Provided information:
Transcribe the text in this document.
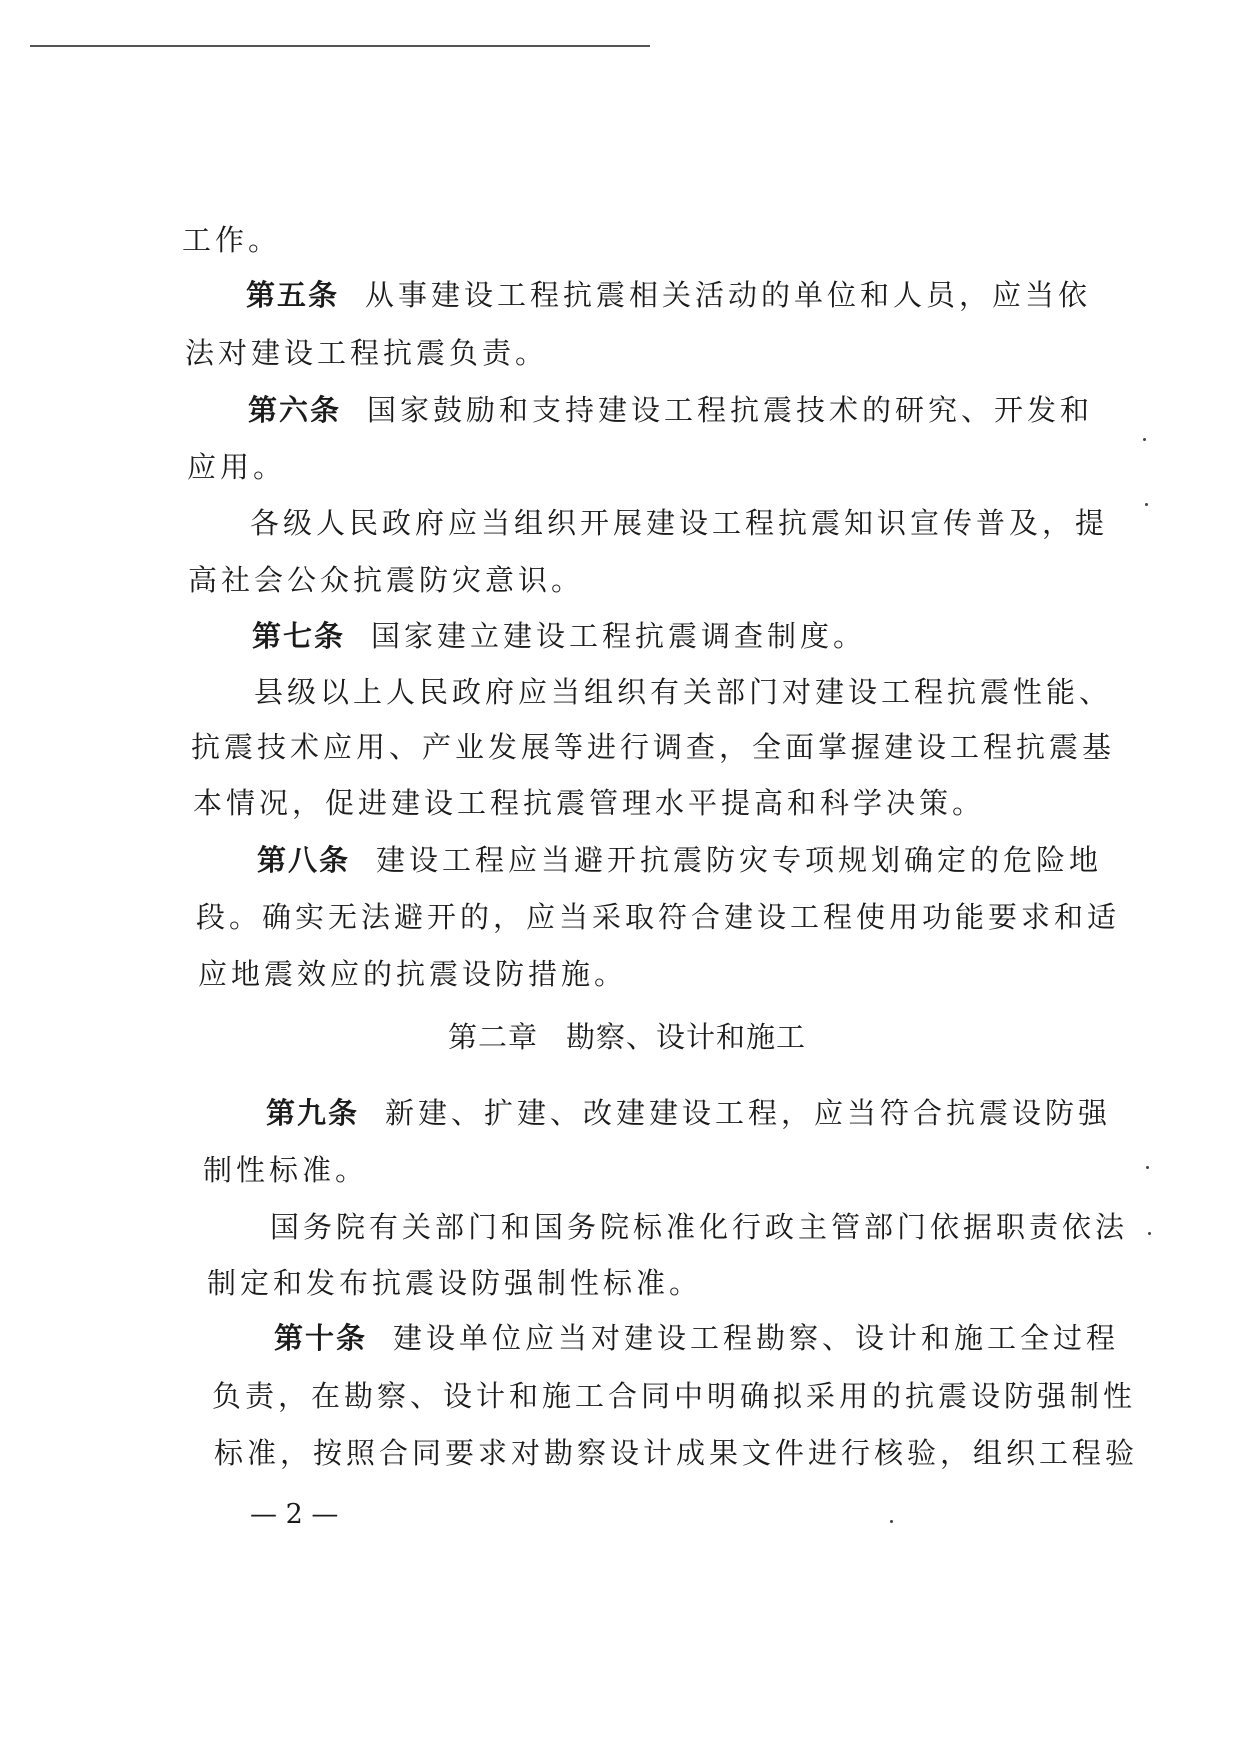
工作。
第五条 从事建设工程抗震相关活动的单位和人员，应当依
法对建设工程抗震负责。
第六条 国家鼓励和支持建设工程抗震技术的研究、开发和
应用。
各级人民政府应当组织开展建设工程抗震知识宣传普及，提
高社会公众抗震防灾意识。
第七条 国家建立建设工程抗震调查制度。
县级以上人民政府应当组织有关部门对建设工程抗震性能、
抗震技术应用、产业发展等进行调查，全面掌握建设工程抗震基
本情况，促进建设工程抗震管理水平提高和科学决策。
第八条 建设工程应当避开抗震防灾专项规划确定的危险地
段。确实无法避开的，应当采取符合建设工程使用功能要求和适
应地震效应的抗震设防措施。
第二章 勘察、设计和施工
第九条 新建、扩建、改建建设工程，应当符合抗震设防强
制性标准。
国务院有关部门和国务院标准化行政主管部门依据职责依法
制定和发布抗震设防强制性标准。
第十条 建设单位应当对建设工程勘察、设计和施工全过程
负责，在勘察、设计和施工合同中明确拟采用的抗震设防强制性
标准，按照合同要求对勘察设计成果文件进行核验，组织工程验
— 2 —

Task prompt: Every line is to be duplicated exactly, though pictures stay out.

Written reply:
Transcribe the text in this document.
工作。
第五条 从事建设工程抗震相关活动的单位和人员，应当依
法对建设工程抗震负责。
第六条 国家鼓励和支持建设工程抗震技术的研究、开发和
应用。
各级人民政府应当组织开展建设工程抗震知识宣传普及，提
高社会公众抗震防灾意识。
第七条 国家建立建设工程抗震调查制度。
县级以上人民政府应当组织有关部门对建设工程抗震性能、
抗震技术应用、产业发展等进行调查，全面掌握建设工程抗震基
本情况，促进建设工程抗震管理水平提高和科学决策。
第八条 建设工程应当避开抗震防灾专项规划确定的危险地
段。确实无法避开的，应当采取符合建设工程使用功能要求和适
应地震效应的抗震设防措施。
第二章 勘察、设计和施工
第九条 新建、扩建、改建建设工程，应当符合抗震设防强
制性标准。
国务院有关部门和国务院标准化行政主管部门依据职责依法
制定和发布抗震设防强制性标准。
第十条 建设单位应当对建设工程勘察、设计和施工全过程
负责，在勘察、设计和施工合同中明确拟采用的抗震设防强制性
标准，按照合同要求对勘察设计成果文件进行核验，组织工程验
— 2 —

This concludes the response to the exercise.